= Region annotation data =

---+---

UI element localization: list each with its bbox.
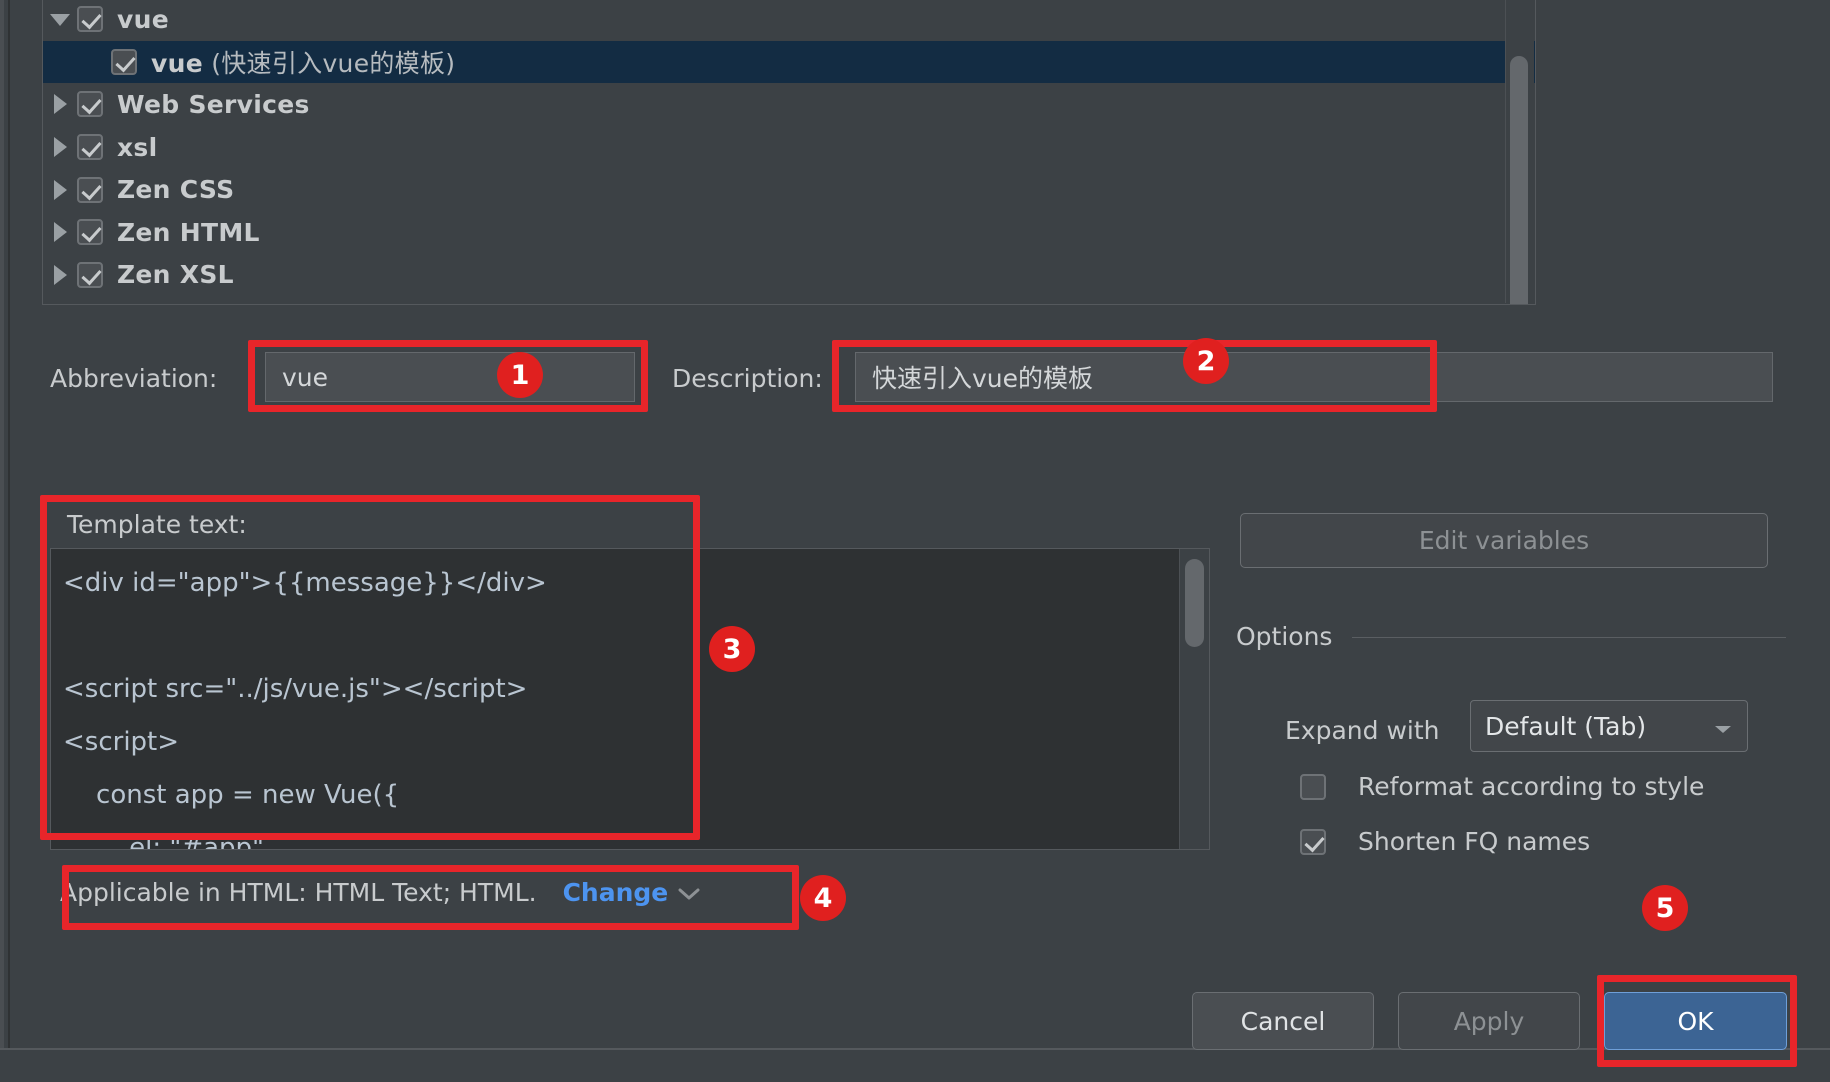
tree-row-label: Zen HTML (117, 218, 260, 247)
tree-row-checkbox[interactable] (77, 6, 103, 32)
cancel-button[interactable]: Cancel (1192, 992, 1374, 1050)
tree-row[interactable]: vue (快速引入vue的模板) (43, 41, 1535, 84)
applicable-context-bar: Applicable in HTML: HTML Text; HTML. Cha… (60, 878, 700, 907)
tree-row-checkbox[interactable] (111, 49, 137, 75)
shorten-fq-checkbox[interactable] (1300, 829, 1326, 855)
tree-row-checkbox[interactable] (77, 262, 103, 288)
template-scrollbar-track[interactable] (1179, 549, 1209, 849)
live-template-tree[interactable]: vue vue (快速引入vue的模板) Web Services xsl Zen CS… (42, 0, 1536, 305)
tree-row-label: vue (快速引入vue的模板) (151, 44, 455, 80)
tree-row-checkbox[interactable] (77, 177, 103, 203)
reformat-checkbox-row[interactable]: Reformat according to style (1300, 772, 1704, 801)
expand-with-value: Default (Tab) (1485, 712, 1646, 741)
edit-variables-button[interactable]: Edit variables (1240, 513, 1768, 568)
apply-button[interactable]: Apply (1398, 992, 1580, 1050)
settings-dialog: vue vue (快速引入vue的模板) Web Services xsl Zen CS… (0, 0, 1830, 1082)
abbreviation-label: Abbreviation: (50, 364, 217, 393)
template-text-content[interactable]: <div id="app">{{message}}</div> <script … (63, 557, 1139, 850)
ok-button[interactable]: OK (1604, 992, 1787, 1050)
tree-row-label: Web Services (117, 90, 310, 119)
tree-right-edge (1535, 0, 1536, 303)
description-input[interactable]: 快速引入vue的模板 (855, 352, 1773, 402)
reformat-label: Reformat according to style (1358, 772, 1704, 801)
expand-with-label: Expand with (1285, 716, 1439, 745)
tree-scrollbar-track[interactable] (1505, 0, 1534, 303)
tree-row-checkbox[interactable] (77, 219, 103, 245)
footer-underlay (0, 1050, 1830, 1082)
options-group-legend: Options (1236, 622, 1346, 651)
template-text-editor[interactable]: <div id="app">{{message}}</div> <script … (50, 548, 1210, 850)
template-text-label: Template text: (67, 510, 247, 539)
dialog-left-frame-inner (8, 0, 10, 1048)
abbreviation-input[interactable]: vue (265, 352, 635, 402)
triangle-right-icon[interactable] (43, 178, 77, 202)
chevron-down-icon (678, 878, 700, 907)
options-group-divider (1352, 637, 1786, 638)
triangle-right-icon[interactable] (43, 92, 77, 116)
tree-row-label: xsl (117, 133, 157, 162)
shorten-fq-checkbox-row[interactable]: Shorten FQ names (1300, 827, 1590, 856)
tree-row[interactable]: Zen CSS (43, 168, 1535, 211)
description-label: Description: (672, 364, 823, 393)
tree-row-description: (快速引入vue的模板) (203, 49, 455, 78)
tree-row-label: vue (117, 5, 169, 34)
change-context-button[interactable]: Change (563, 878, 701, 907)
triangle-right-icon[interactable] (43, 263, 77, 287)
annotation-marker-4: 4 (800, 875, 846, 921)
template-scrollbar-thumb[interactable] (1185, 559, 1204, 647)
tree-row-label: Zen CSS (117, 175, 234, 204)
annotation-marker-5: 5 (1642, 885, 1688, 931)
tree-row[interactable]: xsl (43, 126, 1535, 169)
shorten-fq-label: Shorten FQ names (1358, 827, 1590, 856)
change-context-label: Change (563, 878, 669, 907)
tree-row-checkbox[interactable] (77, 134, 103, 160)
triangle-down-icon[interactable] (43, 10, 77, 28)
expand-with-select[interactable]: Default (Tab) (1470, 700, 1748, 752)
reformat-checkbox[interactable] (1300, 774, 1326, 800)
tree-scrollbar-thumb[interactable] (1510, 56, 1528, 305)
tree-row-label: Zen XSL (117, 260, 234, 289)
applicable-context-text: Applicable in HTML: HTML Text; HTML. (60, 878, 537, 907)
tree-row[interactable]: Web Services (43, 83, 1535, 126)
triangle-right-icon[interactable] (43, 220, 77, 244)
dialog-left-frame (0, 0, 4, 1048)
tree-row[interactable]: vue (43, 0, 1535, 41)
chevron-down-icon (1713, 712, 1733, 741)
tree-row-checkbox[interactable] (77, 91, 103, 117)
triangle-right-icon[interactable] (43, 135, 77, 159)
tree-row[interactable]: Zen HTML (43, 211, 1535, 254)
tree-row[interactable]: Zen XSL (43, 254, 1535, 297)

---+---

= WHAT IS BEING ASKED =
Rewrite the data above, putting "Use short names" wherever "Shorten FQ names" appears and changing nothing else. Leave out the picture lines.

= TASK OUTPUT =
UI element localization: list each with its bbox.
tree-row-label: Zen HTML (117, 218, 260, 247)
tree-row-checkbox[interactable] (77, 6, 103, 32)
cancel-button[interactable]: Cancel (1192, 992, 1374, 1050)
tree-row[interactable]: vue (快速引入vue的模板) (43, 41, 1535, 84)
applicable-context-bar: Applicable in HTML: HTML Text; HTML. Cha… (60, 878, 700, 907)
tree-row-checkbox[interactable] (111, 49, 137, 75)
shorten-fq-checkbox[interactable] (1300, 829, 1326, 855)
tree-row-checkbox[interactable] (77, 262, 103, 288)
template-scrollbar-track[interactable] (1179, 549, 1209, 849)
live-template-tree[interactable]: vue vue (快速引入vue的模板) Web Services xsl Zen CS… (42, 0, 1536, 305)
tree-row-label: vue (快速引入vue的模板) (151, 44, 455, 80)
tree-row-checkbox[interactable] (77, 177, 103, 203)
reformat-checkbox-row[interactable]: Reformat according to style (1300, 772, 1704, 801)
expand-with-value: Default (Tab) (1485, 712, 1646, 741)
edit-variables-button[interactable]: Edit variables (1240, 513, 1768, 568)
apply-button[interactable]: Apply (1398, 992, 1580, 1050)
settings-dialog: vue vue (快速引入vue的模板) Web Services xsl Zen CS… (0, 0, 1830, 1082)
abbreviation-label: Abbreviation: (50, 364, 217, 393)
template-text-content[interactable]: <div id="app">{{message}}</div> <script … (63, 557, 1139, 850)
ok-button[interactable]: OK (1604, 992, 1787, 1050)
tree-row-label: Web Services (117, 90, 310, 119)
tree-right-edge (1535, 0, 1536, 303)
description-input[interactable]: 快速引入vue的模板 (855, 352, 1773, 402)
reformat-label: Reformat according to style (1358, 772, 1704, 801)
expand-with-label: Expand with (1285, 716, 1439, 745)
tree-scrollbar-track[interactable] (1505, 0, 1534, 303)
tree-row-checkbox[interactable] (77, 219, 103, 245)
footer-underlay (0, 1050, 1830, 1082)
options-group-legend: Options (1236, 622, 1346, 651)
template-text-editor[interactable]: <div id="app">{{message}}</div> <script … (50, 548, 1210, 850)
template-text-label: Template text: (67, 510, 247, 539)
dialog-left-frame-inner (8, 0, 10, 1048)
abbreviation-input[interactable]: vue (265, 352, 635, 402)
triangle-right-icon[interactable] (43, 178, 77, 202)
chevron-down-icon (678, 878, 700, 907)
options-group-divider (1352, 637, 1786, 638)
triangle-right-icon[interactable] (43, 92, 77, 116)
tree-row-label: xsl (117, 133, 157, 162)
shorten-fq-checkbox-row[interactable]: Use short names (1300, 827, 1590, 856)
tree-row[interactable]: Zen CSS (43, 168, 1535, 211)
description-label: Description: (672, 364, 823, 393)
tree-row-description: (快速引入vue的模板) (203, 49, 455, 78)
tree-row-label: vue (117, 5, 169, 34)
change-context-button[interactable]: Change (563, 878, 701, 907)
triangle-right-icon[interactable] (43, 263, 77, 287)
annotation-marker-4: 4 (800, 875, 846, 921)
template-scrollbar-thumb[interactable] (1185, 559, 1204, 647)
tree-row-label: Zen CSS (117, 175, 234, 204)
annotation-marker-5: 5 (1642, 885, 1688, 931)
tree-row[interactable]: xsl (43, 126, 1535, 169)
shorten-fq-label: Use short names (1358, 827, 1590, 856)
change-context-label: Change (563, 878, 669, 907)
tree-row-checkbox[interactable] (77, 134, 103, 160)
triangle-down-icon[interactable] (43, 10, 77, 28)
expand-with-select[interactable]: Default (Tab) (1470, 700, 1748, 752)
reformat-checkbox[interactable] (1300, 774, 1326, 800)
tree-scrollbar-thumb[interactable] (1510, 56, 1528, 305)
tree-row-label: Zen XSL (117, 260, 234, 289)
applicable-context-text: Applicable in HTML: HTML Text; HTML. (60, 878, 537, 907)
tree-row[interactable]: Web Services (43, 83, 1535, 126)
triangle-right-icon[interactable] (43, 220, 77, 244)
dialog-left-frame (0, 0, 4, 1048)
tree-row[interactable]: vue (43, 0, 1535, 41)
chevron-down-icon (1713, 712, 1733, 741)
tree-row-checkbox[interactable] (77, 91, 103, 117)
triangle-right-icon[interactable] (43, 135, 77, 159)
tree-row[interactable]: Zen HTML (43, 211, 1535, 254)
tree-row[interactable]: Zen XSL (43, 254, 1535, 297)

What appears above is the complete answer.